PROVIDED RECORDS:
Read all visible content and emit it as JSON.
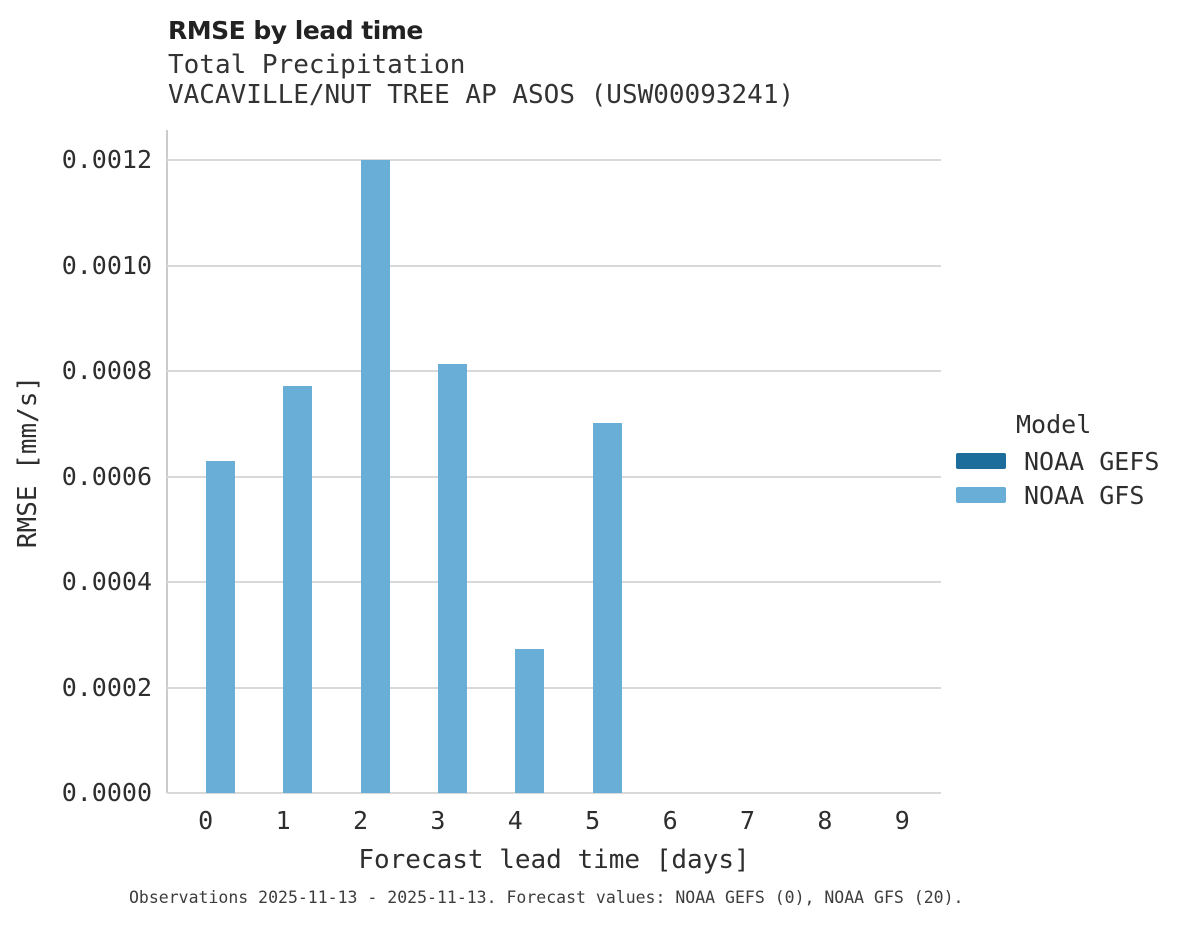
{
  "header": {
    "title": "RMSE by lead time",
    "subtitle1": "Total Precipitation",
    "subtitle2": "VACAVILLE/NUT TREE AP ASOS (USW00093241)"
  },
  "chart_data": {
    "type": "bar",
    "title": "RMSE by lead time",
    "subtitle": [
      "Total Precipitation",
      "VACAVILLE/NUT TREE AP ASOS (USW00093241)"
    ],
    "xlabel": "Forecast lead time [days]",
    "ylabel": "RMSE [mm/s]",
    "categories": [
      "0",
      "1",
      "2",
      "3",
      "4",
      "5",
      "6",
      "7",
      "8",
      "9"
    ],
    "series": [
      {
        "name": "NOAA GEFS",
        "color": "#1c6d9c",
        "values": [
          null,
          null,
          null,
          null,
          null,
          null,
          null,
          null,
          null,
          null
        ]
      },
      {
        "name": "NOAA GFS",
        "color": "#68aed7",
        "values": [
          0.00063,
          0.000772,
          0.0012,
          0.000813,
          0.000273,
          0.000701,
          null,
          null,
          null,
          null
        ]
      }
    ],
    "ylim": [
      0,
      0.001257
    ],
    "yticks": [
      {
        "value": 0.0,
        "label": "0.0000"
      },
      {
        "value": 0.0002,
        "label": "0.0002"
      },
      {
        "value": 0.0004,
        "label": "0.0004"
      },
      {
        "value": 0.0006,
        "label": "0.0006"
      },
      {
        "value": 0.0008,
        "label": "0.0008"
      },
      {
        "value": 0.001,
        "label": "0.0010"
      },
      {
        "value": 0.0012,
        "label": "0.0012"
      }
    ],
    "grid": true,
    "legend": {
      "title": "Model",
      "position": "right"
    }
  },
  "footer": {
    "note": "Observations 2025-11-13 - 2025-11-13. Forecast values: NOAA GEFS (0), NOAA GFS (20)."
  },
  "colors": {
    "noaa_gefs": "#1c6d9c",
    "noaa_gfs": "#68aed7",
    "gridline": "#d9d9d9",
    "axis_spine": "#cbcbcb"
  }
}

EXERCISE DETAILS: Only the number is wanted: how many lines of the material contain the word "Forecast"?

RESULT FOR THIS EXERCISE: 2